■ Information shown
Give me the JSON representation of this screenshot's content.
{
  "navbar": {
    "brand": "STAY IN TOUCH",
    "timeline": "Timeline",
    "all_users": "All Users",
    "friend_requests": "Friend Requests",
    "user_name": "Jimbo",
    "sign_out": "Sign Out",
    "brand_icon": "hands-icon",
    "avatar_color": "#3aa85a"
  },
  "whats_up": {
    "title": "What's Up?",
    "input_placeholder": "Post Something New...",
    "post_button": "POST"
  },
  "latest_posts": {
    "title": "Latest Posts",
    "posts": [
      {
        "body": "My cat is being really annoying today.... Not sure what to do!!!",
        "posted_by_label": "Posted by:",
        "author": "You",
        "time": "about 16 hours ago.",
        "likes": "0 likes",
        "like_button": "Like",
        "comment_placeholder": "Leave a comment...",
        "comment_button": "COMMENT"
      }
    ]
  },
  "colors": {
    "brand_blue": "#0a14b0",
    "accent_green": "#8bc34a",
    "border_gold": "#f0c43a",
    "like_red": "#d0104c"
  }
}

■ Required work
Copy all of the data. Keep every word exactly as it is.

■ Correct result
Give me the JSON representation of this screenshot's content.
{
  "navbar": {
    "brand": "STAY IN TOUCH",
    "timeline": "Timeline",
    "all_users": "All Users",
    "friend_requests": "Friend Requests",
    "user_name": "Jimbo",
    "sign_out": "Sign Out",
    "brand_icon": "hands-icon",
    "avatar_color": "#3aa85a"
  },
  "whats_up": {
    "title": "What's Up?",
    "input_placeholder": "Post Something New...",
    "post_button": "POST"
  },
  "latest_posts": {
    "title": "Latest Posts",
    "posts": [
      {
        "body": "My cat is being really annoying today.... Not sure what to do!!!",
        "posted_by_label": "Posted by:",
        "author": "You",
        "time": "about 16 hours ago.",
        "likes": "0 likes",
        "like_button": "Like",
        "comment_placeholder": "Leave a comment...",
        "comment_button": "COMMENT"
      }
    ]
  },
  "colors": {
    "brand_blue": "#0a14b0",
    "accent_green": "#8bc34a",
    "border_gold": "#f0c43a",
    "like_red": "#d0104c"
  }
}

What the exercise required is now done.